::: EXERCISE MATERIAL :::
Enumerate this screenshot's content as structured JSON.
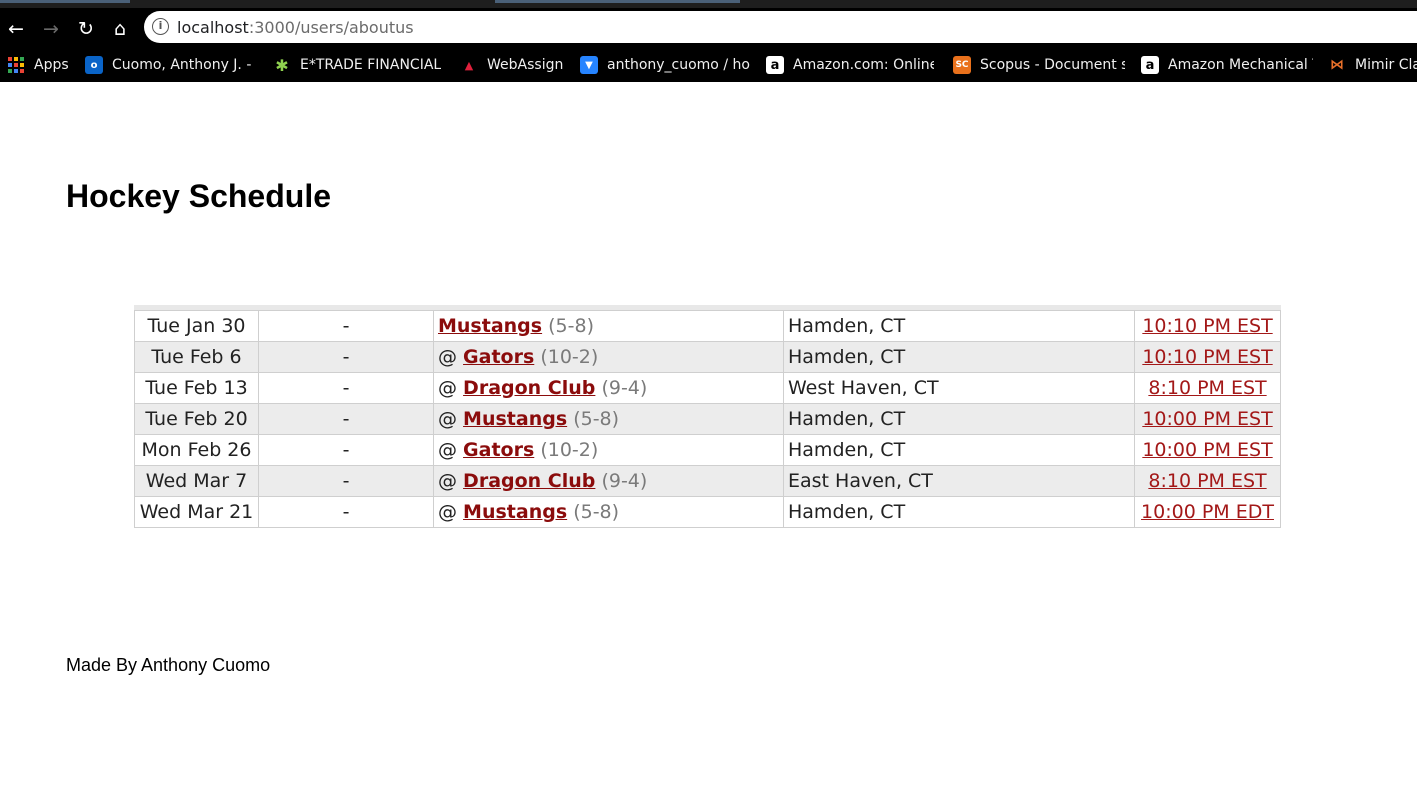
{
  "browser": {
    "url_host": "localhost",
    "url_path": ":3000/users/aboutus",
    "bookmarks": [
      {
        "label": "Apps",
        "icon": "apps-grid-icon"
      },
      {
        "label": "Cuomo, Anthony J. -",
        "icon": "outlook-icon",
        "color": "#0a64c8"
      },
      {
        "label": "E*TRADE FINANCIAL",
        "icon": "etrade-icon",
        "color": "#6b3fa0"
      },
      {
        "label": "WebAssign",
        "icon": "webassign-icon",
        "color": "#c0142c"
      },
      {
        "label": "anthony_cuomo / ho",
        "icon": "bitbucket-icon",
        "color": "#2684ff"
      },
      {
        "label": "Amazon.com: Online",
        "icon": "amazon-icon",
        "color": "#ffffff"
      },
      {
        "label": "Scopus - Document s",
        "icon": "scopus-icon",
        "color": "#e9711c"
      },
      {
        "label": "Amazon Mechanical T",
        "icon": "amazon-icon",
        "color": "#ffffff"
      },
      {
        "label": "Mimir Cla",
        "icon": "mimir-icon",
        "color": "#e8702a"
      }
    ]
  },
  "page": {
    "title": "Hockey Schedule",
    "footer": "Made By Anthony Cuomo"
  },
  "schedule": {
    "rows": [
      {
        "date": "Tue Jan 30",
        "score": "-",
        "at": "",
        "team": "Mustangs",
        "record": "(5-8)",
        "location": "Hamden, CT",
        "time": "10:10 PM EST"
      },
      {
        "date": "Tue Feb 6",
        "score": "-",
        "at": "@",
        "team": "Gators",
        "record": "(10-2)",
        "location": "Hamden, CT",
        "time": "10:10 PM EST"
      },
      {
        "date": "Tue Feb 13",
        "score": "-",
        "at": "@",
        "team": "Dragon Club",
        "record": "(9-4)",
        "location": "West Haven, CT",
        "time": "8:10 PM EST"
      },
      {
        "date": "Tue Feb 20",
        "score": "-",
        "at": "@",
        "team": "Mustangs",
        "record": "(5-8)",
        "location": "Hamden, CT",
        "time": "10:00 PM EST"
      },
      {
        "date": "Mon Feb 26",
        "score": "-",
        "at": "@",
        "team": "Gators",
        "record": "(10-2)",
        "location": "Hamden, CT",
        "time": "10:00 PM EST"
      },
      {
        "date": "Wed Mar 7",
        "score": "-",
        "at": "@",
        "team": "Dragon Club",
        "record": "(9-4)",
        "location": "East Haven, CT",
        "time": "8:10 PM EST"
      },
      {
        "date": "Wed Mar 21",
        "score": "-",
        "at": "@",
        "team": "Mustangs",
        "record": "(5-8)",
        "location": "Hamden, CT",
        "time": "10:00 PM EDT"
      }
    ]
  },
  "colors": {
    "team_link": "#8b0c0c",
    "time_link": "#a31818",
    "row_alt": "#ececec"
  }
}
:::
Without including any pictures, please restate all the records exactly.

## WRITTEN ANSWER
Enumerate this screenshot's content as structured JSON.
{
  "browser": {
    "url_host": "localhost",
    "url_path": ":3000/users/aboutus",
    "bookmarks": [
      {
        "label": "Apps",
        "icon": "apps-grid-icon"
      },
      {
        "label": "Cuomo, Anthony J. -",
        "icon": "outlook-icon",
        "color": "#0a64c8"
      },
      {
        "label": "E*TRADE FINANCIAL",
        "icon": "etrade-icon",
        "color": "#6b3fa0"
      },
      {
        "label": "WebAssign",
        "icon": "webassign-icon",
        "color": "#c0142c"
      },
      {
        "label": "anthony_cuomo / ho",
        "icon": "bitbucket-icon",
        "color": "#2684ff"
      },
      {
        "label": "Amazon.com: Online",
        "icon": "amazon-icon",
        "color": "#ffffff"
      },
      {
        "label": "Scopus - Document s",
        "icon": "scopus-icon",
        "color": "#e9711c"
      },
      {
        "label": "Amazon Mechanical T",
        "icon": "amazon-icon",
        "color": "#ffffff"
      },
      {
        "label": "Mimir Cla",
        "icon": "mimir-icon",
        "color": "#e8702a"
      }
    ]
  },
  "page": {
    "title": "Hockey Schedule",
    "footer": "Made By Anthony Cuomo"
  },
  "schedule": {
    "rows": [
      {
        "date": "Tue Jan 30",
        "score": "-",
        "at": "",
        "team": "Mustangs",
        "record": "(5-8)",
        "location": "Hamden, CT",
        "time": "10:10 PM EST"
      },
      {
        "date": "Tue Feb 6",
        "score": "-",
        "at": "@",
        "team": "Gators",
        "record": "(10-2)",
        "location": "Hamden, CT",
        "time": "10:10 PM EST"
      },
      {
        "date": "Tue Feb 13",
        "score": "-",
        "at": "@",
        "team": "Dragon Club",
        "record": "(9-4)",
        "location": "West Haven, CT",
        "time": "8:10 PM EST"
      },
      {
        "date": "Tue Feb 20",
        "score": "-",
        "at": "@",
        "team": "Mustangs",
        "record": "(5-8)",
        "location": "Hamden, CT",
        "time": "10:00 PM EST"
      },
      {
        "date": "Mon Feb 26",
        "score": "-",
        "at": "@",
        "team": "Gators",
        "record": "(10-2)",
        "location": "Hamden, CT",
        "time": "10:00 PM EST"
      },
      {
        "date": "Wed Mar 7",
        "score": "-",
        "at": "@",
        "team": "Dragon Club",
        "record": "(9-4)",
        "location": "East Haven, CT",
        "time": "8:10 PM EST"
      },
      {
        "date": "Wed Mar 21",
        "score": "-",
        "at": "@",
        "team": "Mustangs",
        "record": "(5-8)",
        "location": "Hamden, CT",
        "time": "10:00 PM EDT"
      }
    ]
  },
  "colors": {
    "team_link": "#8b0c0c",
    "time_link": "#a31818",
    "row_alt": "#ececec"
  }
}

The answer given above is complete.